WORKING DATA –
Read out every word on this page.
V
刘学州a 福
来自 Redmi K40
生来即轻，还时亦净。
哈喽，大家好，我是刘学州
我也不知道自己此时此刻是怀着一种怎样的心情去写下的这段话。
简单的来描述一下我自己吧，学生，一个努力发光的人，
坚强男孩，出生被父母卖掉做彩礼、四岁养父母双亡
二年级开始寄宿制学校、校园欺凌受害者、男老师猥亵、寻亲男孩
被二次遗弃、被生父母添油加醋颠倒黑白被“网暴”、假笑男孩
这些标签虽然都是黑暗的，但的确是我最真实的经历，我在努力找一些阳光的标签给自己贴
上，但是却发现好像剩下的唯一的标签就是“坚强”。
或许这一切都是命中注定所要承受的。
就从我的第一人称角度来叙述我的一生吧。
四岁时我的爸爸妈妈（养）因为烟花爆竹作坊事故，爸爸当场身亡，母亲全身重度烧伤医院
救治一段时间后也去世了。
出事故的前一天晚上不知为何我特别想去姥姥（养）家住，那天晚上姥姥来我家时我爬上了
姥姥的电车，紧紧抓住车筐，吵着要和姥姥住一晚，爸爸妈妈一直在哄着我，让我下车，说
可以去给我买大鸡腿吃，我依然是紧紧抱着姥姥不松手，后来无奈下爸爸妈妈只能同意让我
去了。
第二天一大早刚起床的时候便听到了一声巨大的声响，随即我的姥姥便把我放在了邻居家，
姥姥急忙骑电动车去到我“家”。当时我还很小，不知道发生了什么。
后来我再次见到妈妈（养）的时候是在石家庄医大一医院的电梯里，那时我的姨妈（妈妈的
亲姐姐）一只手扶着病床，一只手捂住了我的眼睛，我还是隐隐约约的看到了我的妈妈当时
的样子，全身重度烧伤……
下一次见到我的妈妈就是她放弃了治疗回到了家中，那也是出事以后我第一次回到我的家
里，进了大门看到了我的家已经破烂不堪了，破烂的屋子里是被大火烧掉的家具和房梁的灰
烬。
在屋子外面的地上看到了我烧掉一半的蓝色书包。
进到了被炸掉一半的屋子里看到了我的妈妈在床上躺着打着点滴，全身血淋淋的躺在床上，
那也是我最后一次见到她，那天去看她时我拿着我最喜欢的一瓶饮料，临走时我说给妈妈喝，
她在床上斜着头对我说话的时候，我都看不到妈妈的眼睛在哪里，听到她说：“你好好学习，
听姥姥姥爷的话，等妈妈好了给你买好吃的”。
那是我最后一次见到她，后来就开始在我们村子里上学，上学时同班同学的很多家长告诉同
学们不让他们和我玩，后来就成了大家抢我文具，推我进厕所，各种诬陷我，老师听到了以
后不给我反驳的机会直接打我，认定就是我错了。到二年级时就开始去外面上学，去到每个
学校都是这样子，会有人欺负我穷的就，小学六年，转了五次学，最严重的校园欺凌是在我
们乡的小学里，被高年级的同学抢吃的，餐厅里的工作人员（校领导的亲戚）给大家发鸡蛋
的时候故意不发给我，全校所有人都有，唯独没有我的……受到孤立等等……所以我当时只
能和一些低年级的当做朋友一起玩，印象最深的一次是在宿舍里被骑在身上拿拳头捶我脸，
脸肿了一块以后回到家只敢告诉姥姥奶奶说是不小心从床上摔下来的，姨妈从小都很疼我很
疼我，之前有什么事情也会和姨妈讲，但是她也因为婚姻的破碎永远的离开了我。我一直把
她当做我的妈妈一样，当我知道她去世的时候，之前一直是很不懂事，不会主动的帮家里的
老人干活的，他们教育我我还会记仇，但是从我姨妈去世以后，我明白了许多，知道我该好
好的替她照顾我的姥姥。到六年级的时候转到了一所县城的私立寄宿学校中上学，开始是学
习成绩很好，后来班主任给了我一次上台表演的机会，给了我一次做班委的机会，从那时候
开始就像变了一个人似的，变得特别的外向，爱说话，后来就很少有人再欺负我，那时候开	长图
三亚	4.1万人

GIVEN PROBLEM – Pull out each record as written and restate it exactly.

REPLY –
Read out every word on this page.
V
刘学州a 福
来自 Redmi K40
生来即轻，还时亦净。
哈喽，大家好，我是刘学州
我也不知道自己此时此刻是怀着一种怎样的心情去写下的这段话。
简单的来描述一下我自己吧，学生，一个努力发光的人，
坚强男孩，出生被父母卖掉做彩礼、四岁养父母双亡
二年级开始寄宿制学校、校园欺凌受害者、男老师猥亵、寻亲男孩
被二次遗弃、被生父母添油加醋颠倒黑白被“网暴”、假笑男孩
这些标签虽然都是黑暗的，但的确是我最真实的经历，我在努力找一些阳光的标签给自己贴
上，但是却发现好像剩下的唯一的标签就是“坚强”。
或许这一切都是命中注定所要承受的。
就从我的第一人称角度来叙述我的一生吧。
四岁时我的爸爸妈妈（养）因为烟花爆竹作坊事故，爸爸当场身亡，母亲全身重度烧伤医院
救治一段时间后也去世了。
出事故的前一天晚上不知为何我特别想去姥姥（养）家住，那天晚上姥姥来我家时我爬上了
姥姥的电车，紧紧抓住车筐，吵着要和姥姥住一晚，爸爸妈妈一直在哄着我，让我下车，说
可以去给我买大鸡腿吃，我依然是紧紧抱着姥姥不松手，后来无奈下爸爸妈妈只能同意让我
去了。
第二天一大早刚起床的时候便听到了一声巨大的声响，随即我的姥姥便把我放在了邻居家，
姥姥急忙骑电动车去到我“家”。当时我还很小，不知道发生了什么。
后来我再次见到妈妈（养）的时候是在石家庄医大一医院的电梯里，那时我的姨妈（妈妈的
亲姐姐）一只手扶着病床，一只手捂住了我的眼睛，我还是隐隐约约的看到了我的妈妈当时
的样子，全身重度烧伤……
下一次见到我的妈妈就是她放弃了治疗回到了家中，那也是出事以后我第一次回到我的家
里，进了大门看到了我的家已经破烂不堪了，破烂的屋子里是被大火烧掉的家具和房梁的灰
烬。
在屋子外面的地上看到了我烧掉一半的蓝色书包。
进到了被炸掉一半的屋子里看到了我的妈妈在床上躺着打着点滴，全身血淋淋的躺在床上，
那也是我最后一次见到她，那天去看她时我拿着我最喜欢的一瓶饮料，临走时我说给妈妈喝，
她在床上斜着头对我说话的时候，我都看不到妈妈的眼睛在哪里，听到她说：“你好好学习，
听姥姥姥爷的话，等妈妈好了给你买好吃的”。
那是我最后一次见到她，后来就开始在我们村子里上学，上学时同班同学的很多家长告诉同
学们不让他们和我玩，后来就成了大家抢我文具，推我进厕所，各种诬陷我，老师听到了以
后不给我反驳的机会直接打我，认定就是我错了。到二年级时就开始去外面上学，去到每个
学校都是这样子，会有人欺负我穷的就，小学六年，转了五次学，最严重的校园欺凌是在我
们乡的小学里，被高年级的同学抢吃的，餐厅里的工作人员（校领导的亲戚）给大家发鸡蛋
的时候故意不发给我，全校所有人都有，唯独没有我的……受到孤立等等……所以我当时只
能和一些低年级的当做朋友一起玩，印象最深的一次是在宿舍里被骑在身上拿拳头捶我脸，
脸肿了一块以后回到家只敢告诉姥姥奶奶说是不小心从床上摔下来的，姨妈从小都很疼我很
疼我，之前有什么事情也会和姨妈讲，但是她也因为婚姻的破碎永远的离开了我。我一直把
她当做我的妈妈一样，当我知道她去世的时候，之前一直是很不懂事，不会主动的帮家里的
老人干活的，他们教育我我还会记仇，但是从我姨妈去世以后，我明白了许多，知道我该好
好的替她照顾我的姥姥。到六年级的时候转到了一所县城的私立寄宿学校中上学，开始是学
习成绩很好，后来班主任给了我一次上台表演的机会，给了我一次做班委的机会，从那时候
开始就像变了一个人似的，变得特别的外向，爱说话，后来就很少有人再欺负我，那时候开	长图
三亚	4.1万人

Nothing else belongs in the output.